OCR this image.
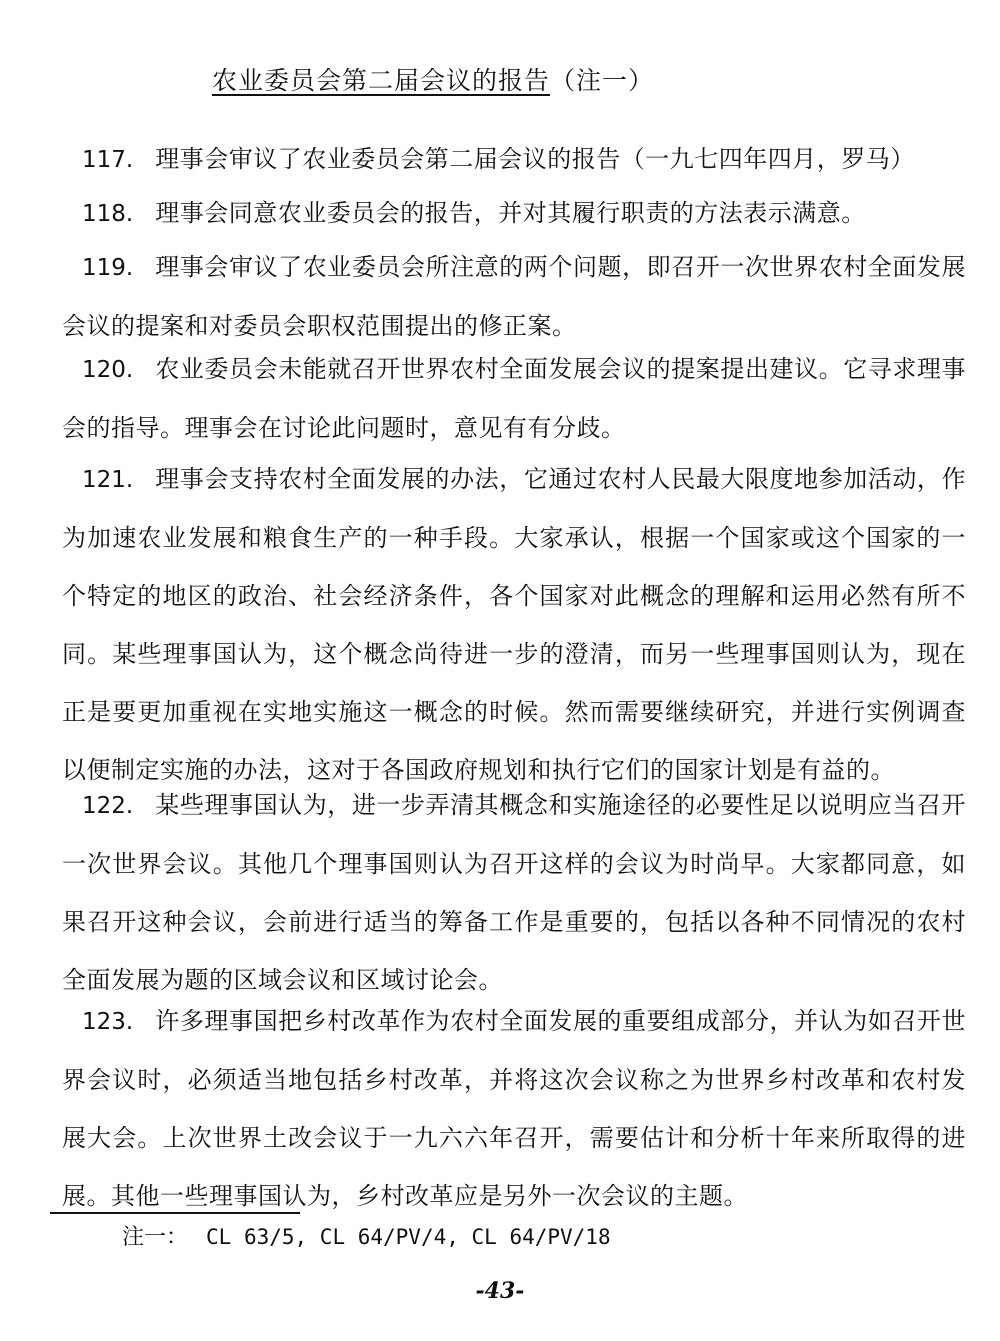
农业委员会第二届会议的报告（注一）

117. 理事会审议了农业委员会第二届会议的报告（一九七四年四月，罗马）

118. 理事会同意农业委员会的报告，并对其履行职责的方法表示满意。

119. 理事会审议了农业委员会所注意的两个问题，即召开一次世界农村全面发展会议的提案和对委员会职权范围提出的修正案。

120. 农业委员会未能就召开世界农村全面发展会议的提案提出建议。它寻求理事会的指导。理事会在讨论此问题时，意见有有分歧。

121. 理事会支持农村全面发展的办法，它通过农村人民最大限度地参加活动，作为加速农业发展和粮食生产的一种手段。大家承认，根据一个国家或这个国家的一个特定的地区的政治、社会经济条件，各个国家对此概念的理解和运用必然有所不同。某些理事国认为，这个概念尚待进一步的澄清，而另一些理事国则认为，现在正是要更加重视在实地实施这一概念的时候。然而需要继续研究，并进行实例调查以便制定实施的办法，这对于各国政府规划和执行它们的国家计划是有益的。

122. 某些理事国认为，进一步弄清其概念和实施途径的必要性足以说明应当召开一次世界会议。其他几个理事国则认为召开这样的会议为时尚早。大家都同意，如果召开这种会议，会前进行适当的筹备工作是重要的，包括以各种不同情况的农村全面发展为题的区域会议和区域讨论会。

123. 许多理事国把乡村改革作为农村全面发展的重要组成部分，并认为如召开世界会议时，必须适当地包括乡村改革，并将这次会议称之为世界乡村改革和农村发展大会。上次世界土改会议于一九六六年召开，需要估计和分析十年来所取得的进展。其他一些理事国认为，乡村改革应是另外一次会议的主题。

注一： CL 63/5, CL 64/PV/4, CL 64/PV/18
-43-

____

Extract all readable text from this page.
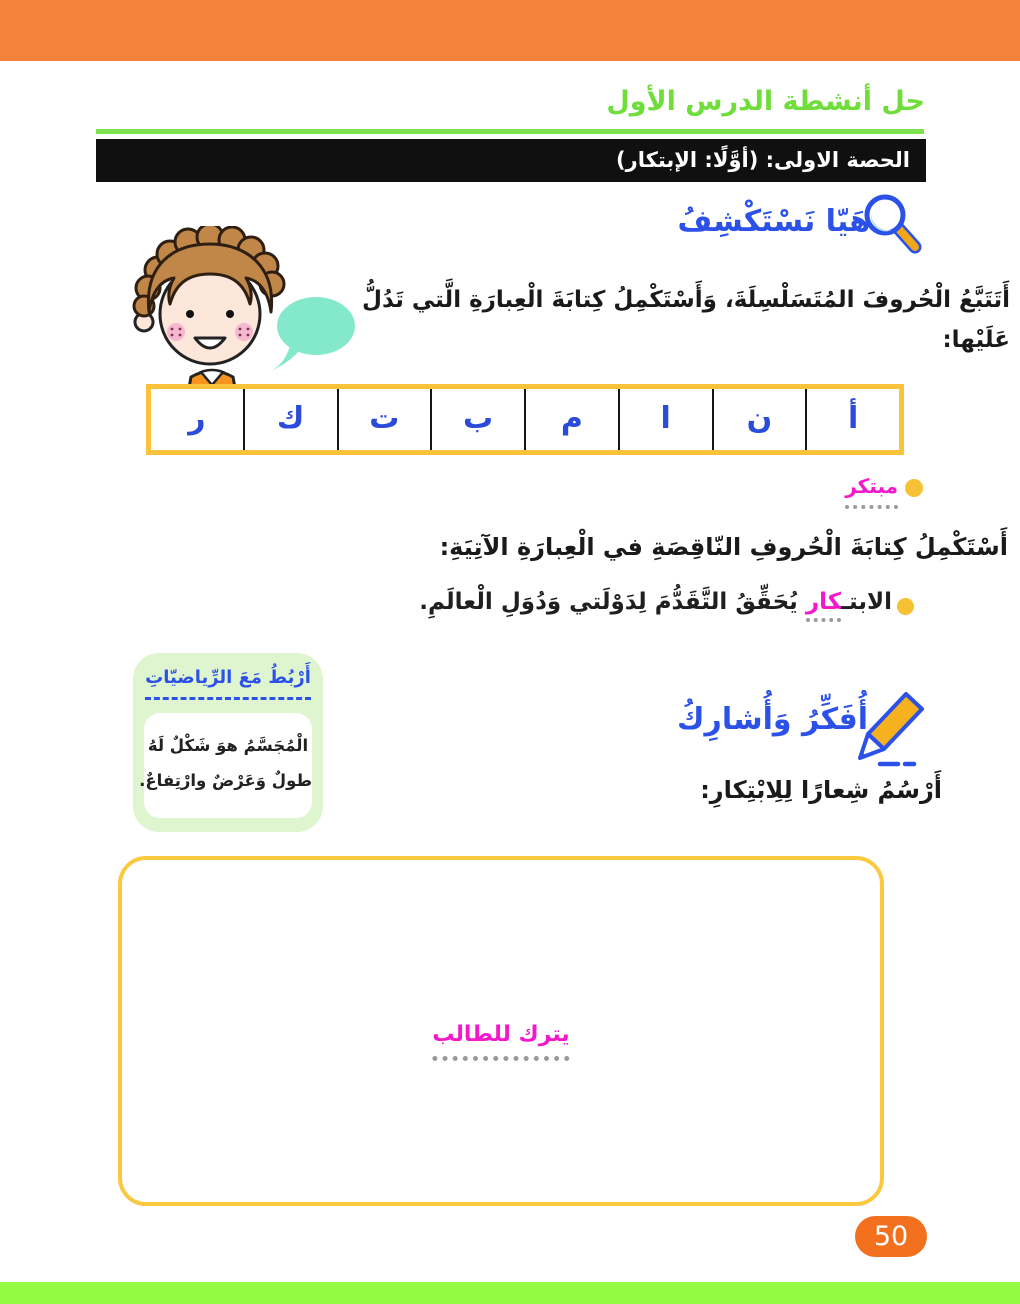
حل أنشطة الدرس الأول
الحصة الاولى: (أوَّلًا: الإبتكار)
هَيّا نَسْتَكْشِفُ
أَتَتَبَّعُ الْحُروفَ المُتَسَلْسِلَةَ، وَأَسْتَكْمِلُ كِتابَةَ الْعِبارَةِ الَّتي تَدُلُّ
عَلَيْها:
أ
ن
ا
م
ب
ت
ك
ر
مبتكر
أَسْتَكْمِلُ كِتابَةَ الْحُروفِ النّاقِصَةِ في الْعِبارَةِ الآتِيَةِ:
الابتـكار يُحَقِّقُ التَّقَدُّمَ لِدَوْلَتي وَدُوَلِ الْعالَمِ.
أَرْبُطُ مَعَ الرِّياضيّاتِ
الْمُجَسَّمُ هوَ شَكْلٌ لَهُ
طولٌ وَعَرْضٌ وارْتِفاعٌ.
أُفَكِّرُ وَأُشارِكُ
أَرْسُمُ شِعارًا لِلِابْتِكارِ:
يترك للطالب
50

____

List each line in the listing that contains the string "this".

**CORRECT OUTPUT:**
OCR this image.
Extract all readable text from this page.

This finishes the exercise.